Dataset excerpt
* Start *

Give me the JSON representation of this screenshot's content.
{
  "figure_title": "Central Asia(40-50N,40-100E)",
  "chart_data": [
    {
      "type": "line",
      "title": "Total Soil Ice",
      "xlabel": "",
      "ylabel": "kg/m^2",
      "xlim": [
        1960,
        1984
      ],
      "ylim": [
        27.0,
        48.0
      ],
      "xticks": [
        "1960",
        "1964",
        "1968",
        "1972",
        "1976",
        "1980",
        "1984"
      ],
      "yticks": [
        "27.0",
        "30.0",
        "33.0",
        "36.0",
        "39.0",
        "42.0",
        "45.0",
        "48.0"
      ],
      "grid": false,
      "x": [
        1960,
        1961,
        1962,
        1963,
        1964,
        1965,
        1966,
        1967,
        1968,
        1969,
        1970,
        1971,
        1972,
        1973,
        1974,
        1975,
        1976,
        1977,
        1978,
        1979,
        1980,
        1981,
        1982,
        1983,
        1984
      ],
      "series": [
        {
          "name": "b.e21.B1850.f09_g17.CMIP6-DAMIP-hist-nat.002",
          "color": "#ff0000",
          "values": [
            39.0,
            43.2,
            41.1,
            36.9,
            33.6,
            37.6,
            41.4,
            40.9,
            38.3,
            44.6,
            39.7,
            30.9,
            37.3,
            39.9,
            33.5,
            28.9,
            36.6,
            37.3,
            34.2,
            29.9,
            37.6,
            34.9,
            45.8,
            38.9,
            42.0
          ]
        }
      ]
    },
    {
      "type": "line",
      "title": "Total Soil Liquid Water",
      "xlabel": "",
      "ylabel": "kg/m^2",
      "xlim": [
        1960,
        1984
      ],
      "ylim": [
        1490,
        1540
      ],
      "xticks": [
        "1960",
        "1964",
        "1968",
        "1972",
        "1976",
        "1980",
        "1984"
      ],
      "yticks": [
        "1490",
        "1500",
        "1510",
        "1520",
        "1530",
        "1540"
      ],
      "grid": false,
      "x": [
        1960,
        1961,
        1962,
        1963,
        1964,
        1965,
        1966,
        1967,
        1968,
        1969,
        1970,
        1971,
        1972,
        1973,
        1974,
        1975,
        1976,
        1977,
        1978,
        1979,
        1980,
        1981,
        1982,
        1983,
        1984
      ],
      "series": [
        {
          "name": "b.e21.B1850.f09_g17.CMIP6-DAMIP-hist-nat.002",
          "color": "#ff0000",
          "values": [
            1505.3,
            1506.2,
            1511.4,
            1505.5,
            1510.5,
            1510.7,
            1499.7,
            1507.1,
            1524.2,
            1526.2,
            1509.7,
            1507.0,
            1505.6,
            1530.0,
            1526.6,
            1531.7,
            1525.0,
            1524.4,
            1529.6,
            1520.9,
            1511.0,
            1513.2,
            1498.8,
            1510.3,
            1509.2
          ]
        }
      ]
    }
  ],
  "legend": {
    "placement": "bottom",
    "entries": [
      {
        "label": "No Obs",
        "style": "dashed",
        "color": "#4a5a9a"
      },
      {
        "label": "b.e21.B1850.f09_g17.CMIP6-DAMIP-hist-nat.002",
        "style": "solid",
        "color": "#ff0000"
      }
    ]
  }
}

* End *

#### Stated task:
Set every line of the listing down word for word.

#### Answer to the problem:
Give me the JSON representation of this screenshot's content.
{
  "figure_title": "Central Asia(40-50N,40-100E)",
  "chart_data": [
    {
      "type": "line",
      "title": "Total Soil Ice",
      "xlabel": "",
      "ylabel": "kg/m^2",
      "xlim": [
        1960,
        1984
      ],
      "ylim": [
        27.0,
        48.0
      ],
      "xticks": [
        "1960",
        "1964",
        "1968",
        "1972",
        "1976",
        "1980",
        "1984"
      ],
      "yticks": [
        "27.0",
        "30.0",
        "33.0",
        "36.0",
        "39.0",
        "42.0",
        "45.0",
        "48.0"
      ],
      "grid": false,
      "x": [
        1960,
        1961,
        1962,
        1963,
        1964,
        1965,
        1966,
        1967,
        1968,
        1969,
        1970,
        1971,
        1972,
        1973,
        1974,
        1975,
        1976,
        1977,
        1978,
        1979,
        1980,
        1981,
        1982,
        1983,
        1984
      ],
      "series": [
        {
          "name": "b.e21.B1850.f09_g17.CMIP6-DAMIP-hist-nat.002",
          "color": "#ff0000",
          "values": [
            39.0,
            43.2,
            41.1,
            36.9,
            33.6,
            37.6,
            41.4,
            40.9,
            38.3,
            44.6,
            39.7,
            30.9,
            37.3,
            39.9,
            33.5,
            28.9,
            36.6,
            37.3,
            34.2,
            29.9,
            37.6,
            34.9,
            45.8,
            38.9,
            42.0
          ]
        }
      ]
    },
    {
      "type": "line",
      "title": "Total Soil Liquid Water",
      "xlabel": "",
      "ylabel": "kg/m^2",
      "xlim": [
        1960,
        1984
      ],
      "ylim": [
        1490,
        1540
      ],
      "xticks": [
        "1960",
        "1964",
        "1968",
        "1972",
        "1976",
        "1980",
        "1984"
      ],
      "yticks": [
        "1490",
        "1500",
        "1510",
        "1520",
        "1530",
        "1540"
      ],
      "grid": false,
      "x": [
        1960,
        1961,
        1962,
        1963,
        1964,
        1965,
        1966,
        1967,
        1968,
        1969,
        1970,
        1971,
        1972,
        1973,
        1974,
        1975,
        1976,
        1977,
        1978,
        1979,
        1980,
        1981,
        1982,
        1983,
        1984
      ],
      "series": [
        {
          "name": "b.e21.B1850.f09_g17.CMIP6-DAMIP-hist-nat.002",
          "color": "#ff0000",
          "values": [
            1505.3,
            1506.2,
            1511.4,
            1505.5,
            1510.5,
            1510.7,
            1499.7,
            1507.1,
            1524.2,
            1526.2,
            1509.7,
            1507.0,
            1505.6,
            1530.0,
            1526.6,
            1531.7,
            1525.0,
            1524.4,
            1529.6,
            1520.9,
            1511.0,
            1513.2,
            1498.8,
            1510.3,
            1509.2
          ]
        }
      ]
    }
  ],
  "legend": {
    "placement": "bottom",
    "entries": [
      {
        "label": "No Obs",
        "style": "dashed",
        "color": "#4a5a9a"
      },
      {
        "label": "b.e21.B1850.f09_g17.CMIP6-DAMIP-hist-nat.002",
        "style": "solid",
        "color": "#ff0000"
      }
    ]
  }
}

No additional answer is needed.